- [ACTION ITEM]
Write the next part of the article on UIndy's Center for Collaborative Innovation, picking up after its last sentence.

[DOCUMENT PASSAGE — start]

UIndy Associate Professor of Engineering David Olawale said the CCI separates UIndy’s School of Engineering from others due to creating the DesignSpine curriculum. DesignSpine helps students develop their entrepreneurial and prototyping skills in a hands-on approach, according to Olawale.

“The CCI actually stands for the Center for Collaborative Innovation, and one of the visions when we started the CCI was because part of the engineering school, we are what is called the DesignSpine curriculum,” Olawale said. “That’s what makes our engineering school unique compared to other engineering schools across the nation. One of the things that we discovered, as part of our DesignSpine … people from different programs of engineering work together and work on entrepreneurial ideas.”

According to Elevate Nexus, the grant UIndy received totaled $50,000 and went to support the DesignSpine Engineering Entrepreneurship Program within UIndy’s CCI. Olawale said the grant has helped students since 2020 who have had entrepreneurial ideas but did not have access to the resources needed to make prototypes. After the grant, the CCI now also provides business training and feasibility support, according to Olawale.

“We’ve been doing this for I think five years now. So the engineering students, they can do that and we have a lot of resources to support them but they were not thinking of what about other students who are in business, who are in finance, who are in arts, who are in sciences that also have entrepreneurial ideas but they don’t have access to prototyping,” Olawale said. “ So without thinking, ‘No, this is unfair,’ we now had the opportunity to write a grant to the Elevate Nexus Venture and we were successful and we got a $50,000 grant from Elevate Nexus that helped to establish the CCI.”

[DOCUMENT PASSAGE — finish]
[RECORDED INFORMATION — start]

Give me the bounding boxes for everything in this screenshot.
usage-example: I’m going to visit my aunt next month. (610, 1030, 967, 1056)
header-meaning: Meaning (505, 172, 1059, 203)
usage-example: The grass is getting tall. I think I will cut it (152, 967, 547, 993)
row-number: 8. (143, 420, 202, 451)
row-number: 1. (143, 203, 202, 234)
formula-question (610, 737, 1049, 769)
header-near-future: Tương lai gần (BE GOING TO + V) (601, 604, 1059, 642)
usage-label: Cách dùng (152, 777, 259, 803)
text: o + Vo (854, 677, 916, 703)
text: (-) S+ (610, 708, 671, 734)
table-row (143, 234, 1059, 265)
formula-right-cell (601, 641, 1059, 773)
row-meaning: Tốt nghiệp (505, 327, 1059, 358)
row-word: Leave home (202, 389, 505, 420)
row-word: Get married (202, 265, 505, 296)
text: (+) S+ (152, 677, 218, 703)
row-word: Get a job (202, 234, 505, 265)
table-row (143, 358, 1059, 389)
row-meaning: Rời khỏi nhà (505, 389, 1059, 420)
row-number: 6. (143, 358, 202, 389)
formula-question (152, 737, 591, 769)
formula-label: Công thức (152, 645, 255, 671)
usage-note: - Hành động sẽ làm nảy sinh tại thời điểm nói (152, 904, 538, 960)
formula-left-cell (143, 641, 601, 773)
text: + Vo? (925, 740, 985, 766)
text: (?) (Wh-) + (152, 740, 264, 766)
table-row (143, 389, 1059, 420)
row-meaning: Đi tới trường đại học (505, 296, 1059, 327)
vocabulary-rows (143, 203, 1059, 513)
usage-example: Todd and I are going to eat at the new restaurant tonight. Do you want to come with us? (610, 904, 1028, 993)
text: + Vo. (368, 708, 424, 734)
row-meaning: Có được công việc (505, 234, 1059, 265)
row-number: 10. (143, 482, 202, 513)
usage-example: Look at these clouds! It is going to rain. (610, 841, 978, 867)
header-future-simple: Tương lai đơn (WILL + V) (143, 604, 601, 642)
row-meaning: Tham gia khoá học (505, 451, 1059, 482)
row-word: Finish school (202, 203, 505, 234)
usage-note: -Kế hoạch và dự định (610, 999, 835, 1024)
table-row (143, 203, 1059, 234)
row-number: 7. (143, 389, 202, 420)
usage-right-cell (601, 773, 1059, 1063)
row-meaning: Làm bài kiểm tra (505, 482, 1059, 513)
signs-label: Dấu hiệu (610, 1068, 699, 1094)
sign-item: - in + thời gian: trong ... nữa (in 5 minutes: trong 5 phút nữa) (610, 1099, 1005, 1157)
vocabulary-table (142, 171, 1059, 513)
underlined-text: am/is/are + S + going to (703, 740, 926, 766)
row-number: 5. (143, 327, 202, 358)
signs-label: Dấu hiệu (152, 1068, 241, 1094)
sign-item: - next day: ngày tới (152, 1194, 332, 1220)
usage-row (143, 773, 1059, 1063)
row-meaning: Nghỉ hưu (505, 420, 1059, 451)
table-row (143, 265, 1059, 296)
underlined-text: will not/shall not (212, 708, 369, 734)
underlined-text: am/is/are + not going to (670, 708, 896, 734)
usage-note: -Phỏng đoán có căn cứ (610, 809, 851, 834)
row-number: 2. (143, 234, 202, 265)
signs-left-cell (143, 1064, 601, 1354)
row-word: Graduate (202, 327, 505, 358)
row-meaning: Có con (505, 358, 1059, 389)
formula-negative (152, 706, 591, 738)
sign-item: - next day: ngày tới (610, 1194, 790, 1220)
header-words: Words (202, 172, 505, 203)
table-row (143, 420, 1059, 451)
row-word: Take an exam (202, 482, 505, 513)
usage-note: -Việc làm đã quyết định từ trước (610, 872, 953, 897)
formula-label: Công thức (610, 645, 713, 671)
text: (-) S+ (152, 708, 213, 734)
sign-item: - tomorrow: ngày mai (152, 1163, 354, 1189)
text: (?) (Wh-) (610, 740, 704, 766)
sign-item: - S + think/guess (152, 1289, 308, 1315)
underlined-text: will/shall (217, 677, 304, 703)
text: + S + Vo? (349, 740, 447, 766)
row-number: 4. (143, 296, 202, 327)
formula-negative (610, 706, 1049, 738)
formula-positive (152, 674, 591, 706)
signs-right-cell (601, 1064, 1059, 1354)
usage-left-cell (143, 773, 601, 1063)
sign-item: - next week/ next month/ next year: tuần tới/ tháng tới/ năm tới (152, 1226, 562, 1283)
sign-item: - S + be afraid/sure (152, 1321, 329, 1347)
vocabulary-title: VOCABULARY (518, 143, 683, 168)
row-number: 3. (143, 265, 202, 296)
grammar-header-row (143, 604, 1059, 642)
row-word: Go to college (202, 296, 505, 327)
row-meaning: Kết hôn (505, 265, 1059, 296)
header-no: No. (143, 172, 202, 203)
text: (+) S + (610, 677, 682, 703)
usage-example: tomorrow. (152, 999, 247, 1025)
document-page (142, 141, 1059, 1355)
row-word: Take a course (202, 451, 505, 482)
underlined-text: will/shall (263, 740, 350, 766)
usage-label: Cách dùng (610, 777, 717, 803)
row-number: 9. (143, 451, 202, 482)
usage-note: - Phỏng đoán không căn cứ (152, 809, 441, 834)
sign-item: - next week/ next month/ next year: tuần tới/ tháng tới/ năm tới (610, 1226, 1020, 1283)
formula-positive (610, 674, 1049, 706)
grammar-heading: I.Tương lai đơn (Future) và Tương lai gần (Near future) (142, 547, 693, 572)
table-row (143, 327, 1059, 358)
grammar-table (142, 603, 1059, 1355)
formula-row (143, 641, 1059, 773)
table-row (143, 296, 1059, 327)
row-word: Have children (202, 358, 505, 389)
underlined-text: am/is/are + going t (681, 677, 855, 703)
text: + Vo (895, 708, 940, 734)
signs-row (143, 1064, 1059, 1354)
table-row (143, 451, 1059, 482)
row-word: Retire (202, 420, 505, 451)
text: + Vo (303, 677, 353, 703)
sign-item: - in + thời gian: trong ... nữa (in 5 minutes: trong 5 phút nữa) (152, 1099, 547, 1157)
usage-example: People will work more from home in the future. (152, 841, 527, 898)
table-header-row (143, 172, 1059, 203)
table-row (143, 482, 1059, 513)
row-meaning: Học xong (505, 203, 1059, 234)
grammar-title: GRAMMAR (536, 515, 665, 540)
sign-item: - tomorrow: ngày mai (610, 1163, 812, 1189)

[RECORDED INFORMATION — finish]

- [ANSWER SECTION]
According to Olawale, the CCI has seen a large amount of student involvement over the past few years. People outside of UIndy go to their training sessions as well, according to Olawale.

“All our engineering students in the junior year go through and we can be saying that and I think we’ve done that for almost five years. And we take about an average, maybe we’re talking about let’s say each year an average of not less than 20, 24 students,” Olawale said. “You’re talking about over a hundred engineering students going to our program. And then we’ve also have people outside of engineering, student faculty and staff who are going to our training, and they’ve been continually providing these consulting services.”

The program has five UIndy Innovation Fellows, each of which has disciplines in different areas of entrepreneurial expertise, according to CCI. There are also intellectual property seminars that are led by Indianapolis-based IP lawyers, according to Olawale. Olawale said these highlight faculty involvement within the CCI.

“If your projects or entrepreneurial idea have to do with computer programming software, we have innovation fellow Dr. Paul [Talaga], [who] is an expert in that everything that involves prototyping business styles with our lab manager James Emery,” Olawale said. “If you need help with something that involves some law or corporate style, we have Dr. Eric Harvey in the school of business who we’re able to research [with].”

Olawale says he hopes the CCI will have a greater impact on both the students and the external community. The CCI is trying to help students start successful businesses post-graduation, according to Olawale.

“We’re looking forward to making a greater impact, both within the university and outside of the university,” Olawale said. “We are looking for a great opportunity to support our students and actually having a student, maybe outside of engineering, actually starting successful companies and doing great things. The second part is that want to be able to extend our services out to businesses in our community, whether they’re part of UIndy or not. What we’re looking for is greater impact.”